'''
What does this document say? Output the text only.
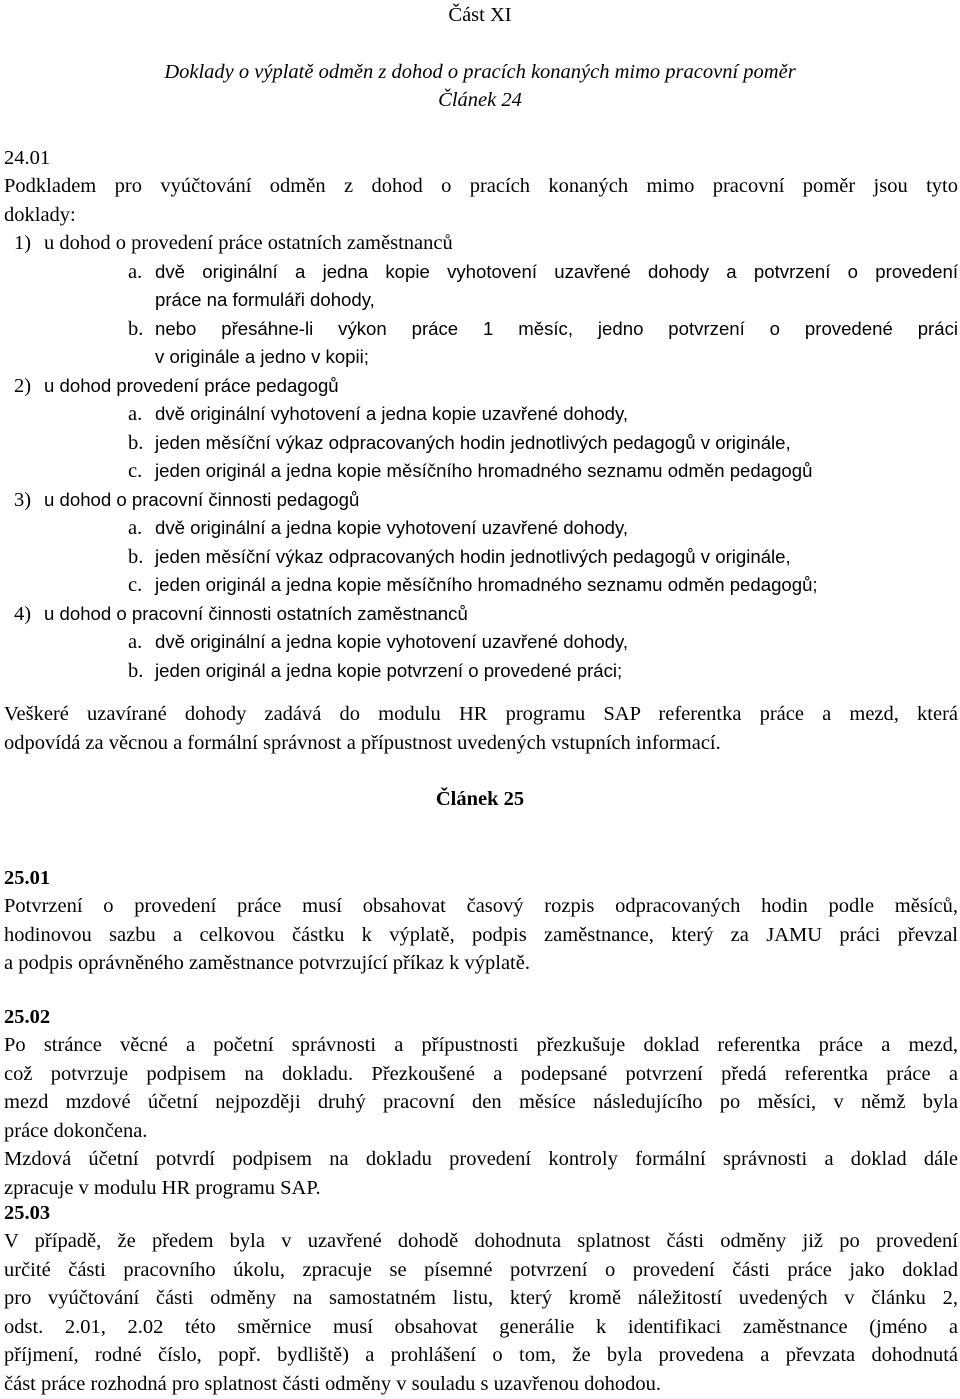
Část XI
Doklady o výplatě odměn z dohod o pracích konaných mimo pracovní poměr
Článek 24
24.01
Podkladem pro vyúčtování odměn z dohod o pracích konaných mimo pracovní poměr jsou tyto
doklady:
1) u dohod o provedení práce ostatních zaměstnanců
a. dvě originální a jedna kopie vyhotovení uzavřené dohody a potvrzení o provedení
práce na formuláři dohody,
b. nebo přesáhne-li výkon práce 1 měsíc, jedno potvrzení o provedené práci
v originále a jedno v kopii;
2) u dohod provedení práce pedagogů
a. dvě originální vyhotovení a jedna kopie uzavřené dohody,
b. jeden měsíční výkaz odpracovaných hodin jednotlivých pedagogů v originále,
c. jeden originál a jedna kopie měsíčního hromadného seznamu odměn pedagogů
3) u dohod o pracovní činnosti pedagogů
a. dvě originální a jedna kopie vyhotovení uzavřené dohody,
b. jeden měsíční výkaz odpracovaných hodin jednotlivých pedagogů v originále,
c. jeden originál a jedna kopie měsíčního hromadného seznamu odměn pedagogů;
4) u dohod o pracovní činnosti ostatních zaměstnanců
a. dvě originální a jedna kopie vyhotovení uzavřené dohody,
b. jeden originál a jedna kopie potvrzení o provedené práci;
Veškeré uzavírané dohody zadává do modulu HR programu SAP referentka práce a mezd, která
odpovídá za věcnou a formální správnost a přípustnost uvedených vstupních informací.
Článek 25
25.01
Potvrzení o provedení práce musí obsahovat časový rozpis odpracovaných hodin podle měsíců,
hodinovou sazbu a celkovou částku k výplatě, podpis zaměstnance, který za JAMU práci převzal
a podpis oprávněného zaměstnance potvrzující příkaz k výplatě.
25.02
Po stránce věcné a početní správnosti a přípustnosti přezkušuje doklad referentka práce a mezd,
což potvrzuje podpisem na dokladu. Přezkoušené a podepsané potvrzení předá referentka práce a
mezd mzdové účetní nejpozději druhý pracovní den měsíce následujícího po měsíci, v němž byla
práce dokončena.
Mzdová účetní potvrdí podpisem na dokladu provedení kontroly formální správnosti a doklad dále
zpracuje v modulu HR programu SAP.
25.03
V případě, že předem byla v uzavřené dohodě dohodnuta splatnost části odměny již po provedení
určité části pracovního úkolu, zpracuje se písemné potvrzení o provedení části práce jako doklad
pro vyúčtování části odměny na samostatném listu, který kromě náležitostí uvedených v článku 2,
odst. 2.01, 2.02 této směrnice musí obsahovat generálie k identifikaci zaměstnance (jméno a
příjmení, rodné číslo, popř. bydliště) a prohlášení o tom, že byla provedena a převzata dohodnutá
část práce rozhodná pro splatnost části odměny v souladu s uzavřenou dohodou.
'''
Going through the entries above line by line, work out how many lines include the word "podpisem". Only the number is required.

> Written response:
2